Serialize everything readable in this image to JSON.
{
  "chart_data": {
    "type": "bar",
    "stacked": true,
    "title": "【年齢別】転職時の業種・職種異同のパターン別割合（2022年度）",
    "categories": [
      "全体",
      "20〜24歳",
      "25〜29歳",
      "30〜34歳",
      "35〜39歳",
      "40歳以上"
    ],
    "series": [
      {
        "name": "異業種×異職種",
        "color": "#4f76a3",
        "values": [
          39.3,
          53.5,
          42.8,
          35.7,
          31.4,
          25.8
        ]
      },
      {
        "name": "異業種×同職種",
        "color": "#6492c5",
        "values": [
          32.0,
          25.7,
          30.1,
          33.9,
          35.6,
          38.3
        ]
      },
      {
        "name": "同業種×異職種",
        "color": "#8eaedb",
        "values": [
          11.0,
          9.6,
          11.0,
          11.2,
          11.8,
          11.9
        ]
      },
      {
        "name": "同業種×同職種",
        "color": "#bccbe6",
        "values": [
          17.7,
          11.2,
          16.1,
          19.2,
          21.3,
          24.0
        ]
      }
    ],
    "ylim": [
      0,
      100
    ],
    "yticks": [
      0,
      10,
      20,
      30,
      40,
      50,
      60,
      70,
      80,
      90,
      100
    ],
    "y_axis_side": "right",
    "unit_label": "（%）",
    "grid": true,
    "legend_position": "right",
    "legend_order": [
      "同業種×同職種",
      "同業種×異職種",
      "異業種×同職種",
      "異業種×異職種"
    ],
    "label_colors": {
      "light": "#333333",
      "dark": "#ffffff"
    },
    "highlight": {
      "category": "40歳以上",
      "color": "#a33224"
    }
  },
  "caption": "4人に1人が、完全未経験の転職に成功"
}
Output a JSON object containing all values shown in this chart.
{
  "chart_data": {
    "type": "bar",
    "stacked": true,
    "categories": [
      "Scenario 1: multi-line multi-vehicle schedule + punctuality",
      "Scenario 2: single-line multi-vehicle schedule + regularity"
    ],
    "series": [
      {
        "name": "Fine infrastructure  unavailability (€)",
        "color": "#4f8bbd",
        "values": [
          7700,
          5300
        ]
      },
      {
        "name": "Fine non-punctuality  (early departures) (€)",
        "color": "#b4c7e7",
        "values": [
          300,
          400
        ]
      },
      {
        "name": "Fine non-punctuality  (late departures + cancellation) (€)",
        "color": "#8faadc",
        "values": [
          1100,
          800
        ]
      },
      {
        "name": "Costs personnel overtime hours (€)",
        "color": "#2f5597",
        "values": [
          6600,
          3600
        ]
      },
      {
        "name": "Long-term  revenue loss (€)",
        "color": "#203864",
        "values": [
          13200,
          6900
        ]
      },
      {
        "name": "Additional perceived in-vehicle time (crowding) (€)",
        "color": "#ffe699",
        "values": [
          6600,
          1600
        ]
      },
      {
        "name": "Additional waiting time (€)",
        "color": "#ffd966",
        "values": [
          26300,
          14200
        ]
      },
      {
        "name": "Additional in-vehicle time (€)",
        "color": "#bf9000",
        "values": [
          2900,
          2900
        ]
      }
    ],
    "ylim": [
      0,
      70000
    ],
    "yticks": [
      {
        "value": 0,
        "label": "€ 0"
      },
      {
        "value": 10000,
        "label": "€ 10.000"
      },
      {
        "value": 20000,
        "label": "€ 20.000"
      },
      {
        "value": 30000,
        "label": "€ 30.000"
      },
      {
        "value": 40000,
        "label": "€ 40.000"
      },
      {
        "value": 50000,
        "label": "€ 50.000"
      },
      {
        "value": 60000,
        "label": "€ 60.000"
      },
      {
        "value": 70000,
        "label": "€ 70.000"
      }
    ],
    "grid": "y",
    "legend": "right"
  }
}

****

*Problem to work on*.
Your task is to print all of the records exactly.

*The answer*.
Serialize everything readable in this image to JSON.
{
  "chart_data": {
    "type": "bar",
    "stacked": true,
    "title": "【年齢別】転職時の業種・職種異同のパターン別割合（2022年度）",
    "categories": [
      "全体",
      "20〜24歳",
      "25〜29歳",
      "30〜34歳",
      "35〜39歳",
      "40歳以上"
    ],
    "series": [
      {
        "name": "異業種×異職種",
        "color": "#4f76a3",
        "values": [
          39.3,
          53.5,
          42.8,
          35.7,
          31.4,
          25.8
        ]
      },
      {
        "name": "異業種×同職種",
        "color": "#6492c5",
        "values": [
          32.0,
          25.7,
          30.1,
          33.9,
          35.6,
          38.3
        ]
      },
      {
        "name": "同業種×異職種",
        "color": "#8eaedb",
        "values": [
          11.0,
          9.6,
          11.0,
          11.2,
          11.8,
          11.9
        ]
      },
      {
        "name": "同業種×同職種",
        "color": "#bccbe6",
        "values": [
          17.7,
          11.2,
          16.1,
          19.2,
          21.3,
          24.0
        ]
      }
    ],
    "ylim": [
      0,
      100
    ],
    "yticks": [
      0,
      10,
      20,
      30,
      40,
      50,
      60,
      70,
      80,
      90,
      100
    ],
    "y_axis_side": "right",
    "unit_label": "（%）",
    "grid": true,
    "legend_position": "right",
    "legend_order": [
      "同業種×同職種",
      "同業種×異職種",
      "異業種×同職種",
      "異業種×異職種"
    ],
    "label_colors": {
      "light": "#333333",
      "dark": "#ffffff"
    },
    "highlight": {
      "category": "40歳以上",
      "color": "#a33224"
    }
  },
  "caption": "4人に1人が、完全未経験の転職に成功"
}
Output a JSON object containing all values shown in this chart.
{
  "chart_data": {
    "type": "bar",
    "stacked": true,
    "categories": [
      "Scenario 1: multi-line multi-vehicle schedule + punctuality",
      "Scenario 2: single-line multi-vehicle schedule + regularity"
    ],
    "series": [
      {
        "name": "Fine infrastructure  unavailability (€)",
        "color": "#4f8bbd",
        "values": [
          7700,
          5300
        ]
      },
      {
        "name": "Fine non-punctuality  (early departures) (€)",
        "color": "#b4c7e7",
        "values": [
          300,
          400
        ]
      },
      {
        "name": "Fine non-punctuality  (late departures + cancellation) (€)",
        "color": "#8faadc",
        "values": [
          1100,
          800
        ]
      },
      {
        "name": "Costs personnel overtime hours (€)",
        "color": "#2f5597",
        "values": [
          6600,
          3600
        ]
      },
      {
        "name": "Long-term  revenue loss (€)",
        "color": "#203864",
        "values": [
          13200,
          6900
        ]
      },
      {
        "name": "Additional perceived in-vehicle time (crowding) (€)",
        "color": "#ffe699",
        "values": [
          6600,
          1600
        ]
      },
      {
        "name": "Additional waiting time (€)",
        "color": "#ffd966",
        "values": [
          26300,
          14200
        ]
      },
      {
        "name": "Additional in-vehicle time (€)",
        "color": "#bf9000",
        "values": [
          2900,
          2900
        ]
      }
    ],
    "ylim": [
      0,
      70000
    ],
    "yticks": [
      {
        "value": 0,
        "label": "€ 0"
      },
      {
        "value": 10000,
        "label": "€ 10.000"
      },
      {
        "value": 20000,
        "label": "€ 20.000"
      },
      {
        "value": 30000,
        "label": "€ 30.000"
      },
      {
        "value": 40000,
        "label": "€ 40.000"
      },
      {
        "value": 50000,
        "label": "€ 50.000"
      },
      {
        "value": 60000,
        "label": "€ 60.000"
      },
      {
        "value": 70000,
        "label": "€ 70.000"
      }
    ],
    "grid": "y",
    "legend": "right"
  }
}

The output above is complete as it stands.